• YOUR GOAL:
Find the string "heading" in the records. Copy every line it appears in.

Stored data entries
────────

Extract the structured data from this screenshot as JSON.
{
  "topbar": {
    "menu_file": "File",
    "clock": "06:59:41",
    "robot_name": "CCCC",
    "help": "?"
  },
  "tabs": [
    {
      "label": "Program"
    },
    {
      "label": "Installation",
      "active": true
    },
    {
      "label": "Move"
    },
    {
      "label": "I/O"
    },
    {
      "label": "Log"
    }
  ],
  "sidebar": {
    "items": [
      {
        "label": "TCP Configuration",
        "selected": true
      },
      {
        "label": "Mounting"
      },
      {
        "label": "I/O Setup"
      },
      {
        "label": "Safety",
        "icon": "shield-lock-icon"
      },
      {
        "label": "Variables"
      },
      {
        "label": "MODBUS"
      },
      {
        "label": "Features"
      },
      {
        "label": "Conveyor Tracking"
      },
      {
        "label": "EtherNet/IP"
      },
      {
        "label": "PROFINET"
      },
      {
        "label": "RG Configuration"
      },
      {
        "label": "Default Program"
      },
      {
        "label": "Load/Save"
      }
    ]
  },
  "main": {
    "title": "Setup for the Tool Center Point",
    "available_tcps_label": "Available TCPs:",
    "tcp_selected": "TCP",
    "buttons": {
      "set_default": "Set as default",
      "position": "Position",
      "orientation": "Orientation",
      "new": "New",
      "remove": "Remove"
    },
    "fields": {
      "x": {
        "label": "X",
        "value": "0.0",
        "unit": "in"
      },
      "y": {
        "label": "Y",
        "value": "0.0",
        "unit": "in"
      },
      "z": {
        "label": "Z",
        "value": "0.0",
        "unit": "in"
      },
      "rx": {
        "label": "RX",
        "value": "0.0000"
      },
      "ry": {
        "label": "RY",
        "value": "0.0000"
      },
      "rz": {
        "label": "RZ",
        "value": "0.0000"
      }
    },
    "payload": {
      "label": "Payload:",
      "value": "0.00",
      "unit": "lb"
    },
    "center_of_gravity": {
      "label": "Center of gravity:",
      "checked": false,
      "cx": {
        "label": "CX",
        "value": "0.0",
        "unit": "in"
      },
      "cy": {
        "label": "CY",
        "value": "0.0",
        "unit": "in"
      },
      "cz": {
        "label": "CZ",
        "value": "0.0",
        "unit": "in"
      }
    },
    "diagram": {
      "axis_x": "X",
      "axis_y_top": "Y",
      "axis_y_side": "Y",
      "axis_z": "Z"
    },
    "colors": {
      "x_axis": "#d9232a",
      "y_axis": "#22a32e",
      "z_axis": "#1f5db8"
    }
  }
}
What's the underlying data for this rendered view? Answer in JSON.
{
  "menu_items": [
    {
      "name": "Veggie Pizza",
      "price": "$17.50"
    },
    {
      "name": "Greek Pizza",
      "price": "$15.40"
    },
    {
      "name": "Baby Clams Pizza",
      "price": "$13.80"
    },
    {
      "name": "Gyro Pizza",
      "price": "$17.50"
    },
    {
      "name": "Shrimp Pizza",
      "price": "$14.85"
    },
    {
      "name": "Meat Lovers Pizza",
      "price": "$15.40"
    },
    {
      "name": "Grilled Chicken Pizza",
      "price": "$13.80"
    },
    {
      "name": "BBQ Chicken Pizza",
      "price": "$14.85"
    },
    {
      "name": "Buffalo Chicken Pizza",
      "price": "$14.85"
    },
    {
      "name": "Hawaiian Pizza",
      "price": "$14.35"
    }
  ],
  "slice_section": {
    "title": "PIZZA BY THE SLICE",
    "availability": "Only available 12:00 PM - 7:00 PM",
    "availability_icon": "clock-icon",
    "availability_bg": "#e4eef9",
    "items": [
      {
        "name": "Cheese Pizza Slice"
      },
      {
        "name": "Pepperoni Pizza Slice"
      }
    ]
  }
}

────────

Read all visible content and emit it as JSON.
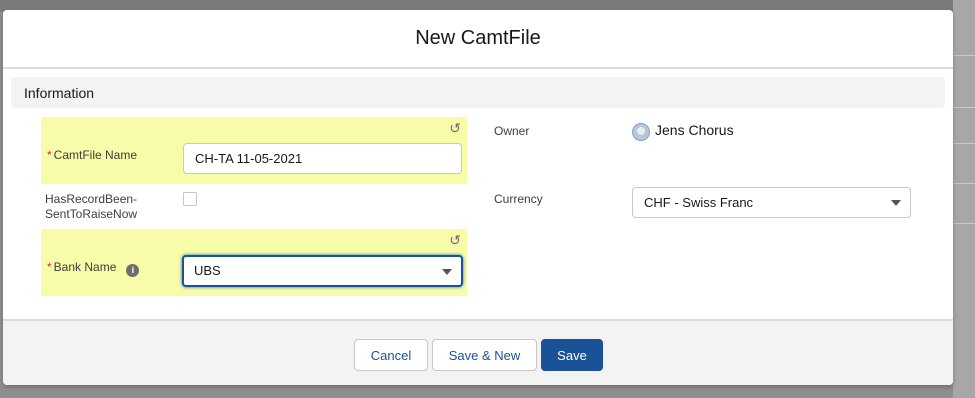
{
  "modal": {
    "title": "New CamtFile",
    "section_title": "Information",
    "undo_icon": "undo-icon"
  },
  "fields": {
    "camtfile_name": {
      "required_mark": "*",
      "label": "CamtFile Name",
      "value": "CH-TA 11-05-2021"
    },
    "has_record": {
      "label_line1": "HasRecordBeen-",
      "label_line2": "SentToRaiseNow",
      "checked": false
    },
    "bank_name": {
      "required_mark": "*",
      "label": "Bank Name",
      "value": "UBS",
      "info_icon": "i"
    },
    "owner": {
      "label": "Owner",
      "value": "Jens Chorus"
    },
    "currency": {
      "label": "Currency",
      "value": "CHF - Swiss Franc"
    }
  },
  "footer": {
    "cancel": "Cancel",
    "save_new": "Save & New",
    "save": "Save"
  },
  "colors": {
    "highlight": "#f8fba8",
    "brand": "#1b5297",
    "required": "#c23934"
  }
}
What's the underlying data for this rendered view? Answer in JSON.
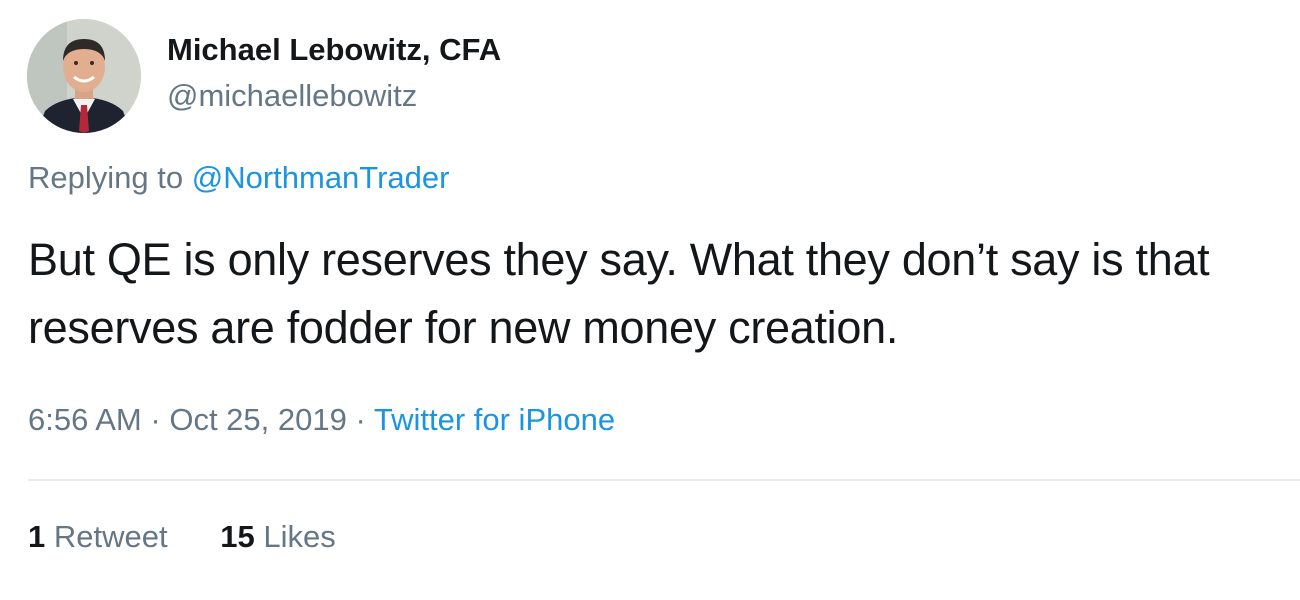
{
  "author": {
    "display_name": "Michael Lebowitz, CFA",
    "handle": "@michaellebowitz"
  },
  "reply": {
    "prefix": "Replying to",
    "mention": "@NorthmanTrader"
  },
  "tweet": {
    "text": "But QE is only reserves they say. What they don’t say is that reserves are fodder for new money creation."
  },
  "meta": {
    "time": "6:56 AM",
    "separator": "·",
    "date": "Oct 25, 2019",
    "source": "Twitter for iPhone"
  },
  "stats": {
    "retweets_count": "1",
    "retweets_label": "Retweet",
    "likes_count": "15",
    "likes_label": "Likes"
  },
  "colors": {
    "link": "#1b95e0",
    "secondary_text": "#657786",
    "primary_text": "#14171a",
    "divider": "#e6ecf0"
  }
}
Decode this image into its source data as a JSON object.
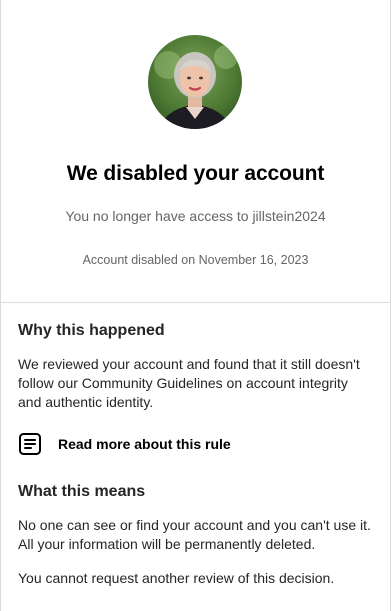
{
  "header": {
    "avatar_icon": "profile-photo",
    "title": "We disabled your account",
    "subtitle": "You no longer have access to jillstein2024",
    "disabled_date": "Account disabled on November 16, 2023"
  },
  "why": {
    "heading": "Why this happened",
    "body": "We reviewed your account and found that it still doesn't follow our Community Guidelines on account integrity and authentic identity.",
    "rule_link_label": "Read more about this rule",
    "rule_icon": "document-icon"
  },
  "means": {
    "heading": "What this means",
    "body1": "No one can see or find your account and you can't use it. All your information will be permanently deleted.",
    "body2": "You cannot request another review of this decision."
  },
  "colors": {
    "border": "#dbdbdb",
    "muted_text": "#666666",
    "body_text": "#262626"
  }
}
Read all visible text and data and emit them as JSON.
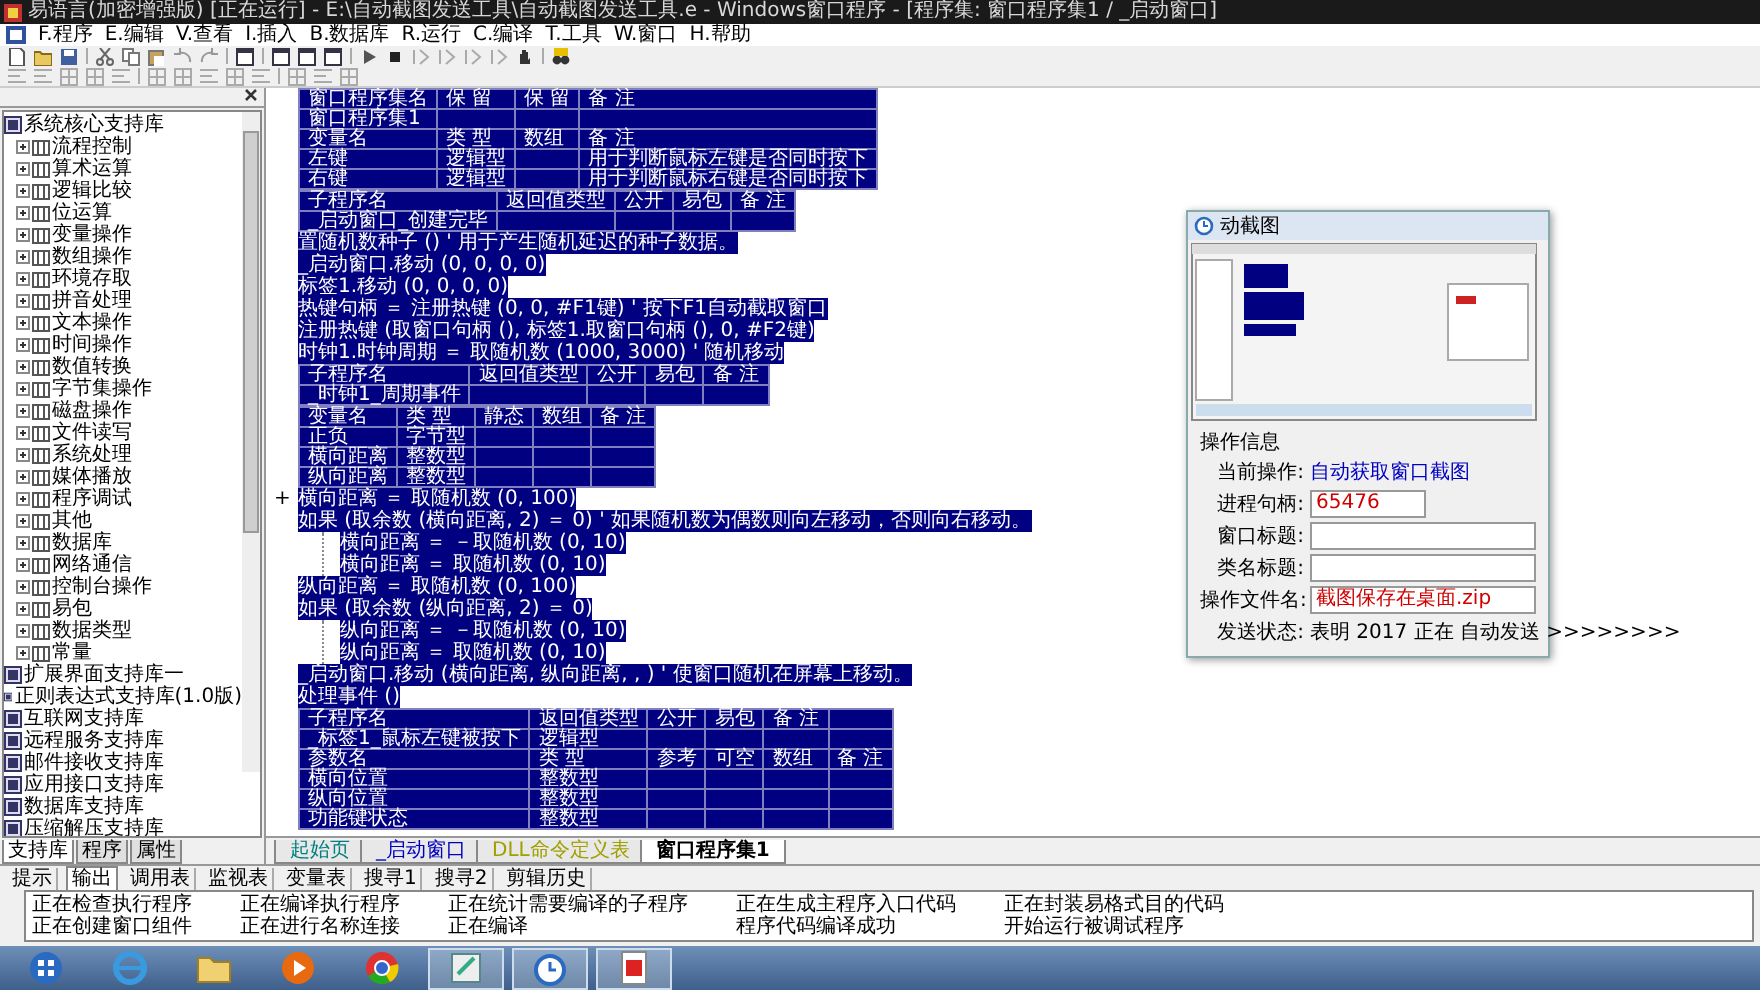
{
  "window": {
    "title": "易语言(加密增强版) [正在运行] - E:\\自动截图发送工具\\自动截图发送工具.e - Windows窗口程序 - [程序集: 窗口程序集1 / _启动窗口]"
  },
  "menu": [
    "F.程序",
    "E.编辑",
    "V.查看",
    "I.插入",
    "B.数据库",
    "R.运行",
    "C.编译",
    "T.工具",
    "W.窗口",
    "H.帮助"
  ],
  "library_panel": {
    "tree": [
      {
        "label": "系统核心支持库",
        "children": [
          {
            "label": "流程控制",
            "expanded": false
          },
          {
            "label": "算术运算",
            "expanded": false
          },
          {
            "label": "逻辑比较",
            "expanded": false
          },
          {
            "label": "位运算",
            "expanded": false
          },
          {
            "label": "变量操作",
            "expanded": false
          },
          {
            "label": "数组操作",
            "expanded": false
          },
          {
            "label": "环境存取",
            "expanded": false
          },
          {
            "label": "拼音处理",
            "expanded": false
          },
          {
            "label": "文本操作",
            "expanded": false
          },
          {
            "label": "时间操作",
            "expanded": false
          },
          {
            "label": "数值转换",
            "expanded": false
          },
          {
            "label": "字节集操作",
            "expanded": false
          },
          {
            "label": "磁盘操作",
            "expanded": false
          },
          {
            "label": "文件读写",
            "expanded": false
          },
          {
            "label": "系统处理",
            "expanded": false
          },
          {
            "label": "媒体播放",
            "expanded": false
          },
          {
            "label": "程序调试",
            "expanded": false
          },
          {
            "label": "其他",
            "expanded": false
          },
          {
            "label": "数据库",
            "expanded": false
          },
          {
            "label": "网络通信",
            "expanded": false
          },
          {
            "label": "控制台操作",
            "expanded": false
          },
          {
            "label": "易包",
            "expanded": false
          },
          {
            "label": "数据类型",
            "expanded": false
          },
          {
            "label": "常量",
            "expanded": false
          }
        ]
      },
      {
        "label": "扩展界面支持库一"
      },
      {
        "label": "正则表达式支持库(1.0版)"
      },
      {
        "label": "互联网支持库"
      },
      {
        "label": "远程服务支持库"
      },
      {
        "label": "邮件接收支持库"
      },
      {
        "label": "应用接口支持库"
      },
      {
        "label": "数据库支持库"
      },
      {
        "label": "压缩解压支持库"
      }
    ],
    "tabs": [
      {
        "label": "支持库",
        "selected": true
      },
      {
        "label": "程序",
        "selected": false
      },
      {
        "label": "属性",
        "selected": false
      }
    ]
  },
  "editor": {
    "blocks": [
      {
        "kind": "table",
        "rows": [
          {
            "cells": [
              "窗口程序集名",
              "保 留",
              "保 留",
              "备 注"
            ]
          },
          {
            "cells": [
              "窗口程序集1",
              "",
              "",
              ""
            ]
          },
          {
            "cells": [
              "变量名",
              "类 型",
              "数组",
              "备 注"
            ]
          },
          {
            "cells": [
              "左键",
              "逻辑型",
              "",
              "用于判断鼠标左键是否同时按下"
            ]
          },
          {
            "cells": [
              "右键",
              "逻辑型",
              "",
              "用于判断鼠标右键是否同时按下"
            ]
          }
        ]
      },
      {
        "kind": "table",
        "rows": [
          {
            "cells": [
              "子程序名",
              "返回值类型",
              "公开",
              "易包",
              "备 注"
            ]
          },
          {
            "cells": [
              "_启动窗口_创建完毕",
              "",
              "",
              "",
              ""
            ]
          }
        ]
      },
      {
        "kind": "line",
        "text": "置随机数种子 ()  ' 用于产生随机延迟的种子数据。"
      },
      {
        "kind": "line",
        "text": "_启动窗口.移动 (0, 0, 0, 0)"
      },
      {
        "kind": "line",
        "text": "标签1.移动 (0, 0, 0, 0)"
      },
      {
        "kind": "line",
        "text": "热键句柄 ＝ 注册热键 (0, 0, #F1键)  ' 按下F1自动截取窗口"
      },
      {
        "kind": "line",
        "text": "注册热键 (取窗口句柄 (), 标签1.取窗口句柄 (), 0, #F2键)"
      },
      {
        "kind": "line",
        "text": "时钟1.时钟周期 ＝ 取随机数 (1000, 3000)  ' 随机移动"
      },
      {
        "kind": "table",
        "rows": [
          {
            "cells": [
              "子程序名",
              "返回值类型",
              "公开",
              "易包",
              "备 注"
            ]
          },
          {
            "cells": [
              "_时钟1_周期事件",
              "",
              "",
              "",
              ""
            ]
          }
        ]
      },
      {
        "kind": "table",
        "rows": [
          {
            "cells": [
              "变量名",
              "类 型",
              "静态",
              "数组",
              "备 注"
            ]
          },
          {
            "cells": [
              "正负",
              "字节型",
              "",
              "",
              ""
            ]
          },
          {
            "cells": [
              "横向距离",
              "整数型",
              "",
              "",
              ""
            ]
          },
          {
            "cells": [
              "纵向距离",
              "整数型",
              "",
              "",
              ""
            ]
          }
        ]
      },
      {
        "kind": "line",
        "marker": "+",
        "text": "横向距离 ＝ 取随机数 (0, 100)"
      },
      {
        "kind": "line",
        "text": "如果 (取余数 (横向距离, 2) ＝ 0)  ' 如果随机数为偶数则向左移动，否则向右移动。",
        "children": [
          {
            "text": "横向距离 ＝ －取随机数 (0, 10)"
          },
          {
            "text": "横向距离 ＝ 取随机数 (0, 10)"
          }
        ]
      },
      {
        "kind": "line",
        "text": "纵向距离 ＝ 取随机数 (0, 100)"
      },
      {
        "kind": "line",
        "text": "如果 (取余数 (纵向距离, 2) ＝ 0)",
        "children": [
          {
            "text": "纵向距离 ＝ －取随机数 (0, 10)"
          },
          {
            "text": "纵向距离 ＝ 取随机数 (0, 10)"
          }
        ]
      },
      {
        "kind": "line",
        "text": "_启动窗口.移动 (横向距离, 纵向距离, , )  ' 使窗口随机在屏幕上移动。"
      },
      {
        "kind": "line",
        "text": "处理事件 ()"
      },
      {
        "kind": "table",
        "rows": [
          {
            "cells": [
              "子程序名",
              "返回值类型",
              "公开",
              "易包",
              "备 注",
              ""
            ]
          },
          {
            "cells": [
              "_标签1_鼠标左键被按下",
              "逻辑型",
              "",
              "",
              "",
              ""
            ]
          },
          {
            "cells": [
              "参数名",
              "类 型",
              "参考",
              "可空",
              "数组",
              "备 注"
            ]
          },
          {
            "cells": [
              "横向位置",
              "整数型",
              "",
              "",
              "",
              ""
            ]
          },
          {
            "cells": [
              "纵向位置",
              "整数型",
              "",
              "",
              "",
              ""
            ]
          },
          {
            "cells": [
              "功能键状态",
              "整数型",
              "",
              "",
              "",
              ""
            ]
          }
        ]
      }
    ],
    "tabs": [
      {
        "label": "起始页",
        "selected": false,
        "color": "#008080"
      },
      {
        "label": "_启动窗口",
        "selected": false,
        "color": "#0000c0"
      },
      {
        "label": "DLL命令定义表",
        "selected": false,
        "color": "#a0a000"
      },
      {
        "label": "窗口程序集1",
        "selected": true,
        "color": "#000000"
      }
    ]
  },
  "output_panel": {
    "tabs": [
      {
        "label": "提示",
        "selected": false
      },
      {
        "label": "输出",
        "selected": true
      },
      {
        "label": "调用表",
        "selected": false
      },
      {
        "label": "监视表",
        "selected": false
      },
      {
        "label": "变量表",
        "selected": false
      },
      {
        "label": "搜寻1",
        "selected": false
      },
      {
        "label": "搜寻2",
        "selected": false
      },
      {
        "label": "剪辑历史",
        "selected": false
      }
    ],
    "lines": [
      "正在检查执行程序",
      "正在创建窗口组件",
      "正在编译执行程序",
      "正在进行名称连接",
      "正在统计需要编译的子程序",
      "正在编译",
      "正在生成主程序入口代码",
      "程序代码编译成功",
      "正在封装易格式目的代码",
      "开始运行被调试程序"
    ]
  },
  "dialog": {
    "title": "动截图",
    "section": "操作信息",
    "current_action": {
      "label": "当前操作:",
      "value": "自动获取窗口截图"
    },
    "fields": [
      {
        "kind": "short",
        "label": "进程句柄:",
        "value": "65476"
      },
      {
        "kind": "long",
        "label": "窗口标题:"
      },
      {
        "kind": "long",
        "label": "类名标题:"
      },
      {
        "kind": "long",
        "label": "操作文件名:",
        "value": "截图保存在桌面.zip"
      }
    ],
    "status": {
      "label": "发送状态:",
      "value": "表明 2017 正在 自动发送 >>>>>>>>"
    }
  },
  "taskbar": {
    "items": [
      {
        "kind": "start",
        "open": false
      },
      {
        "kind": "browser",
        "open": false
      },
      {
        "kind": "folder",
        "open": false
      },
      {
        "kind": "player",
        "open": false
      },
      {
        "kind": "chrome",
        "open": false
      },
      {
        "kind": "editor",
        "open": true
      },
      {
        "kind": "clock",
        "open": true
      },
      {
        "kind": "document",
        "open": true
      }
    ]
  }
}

────────

• THE RESULT:
    "heading": "Why this happened",
    "heading": "What this means",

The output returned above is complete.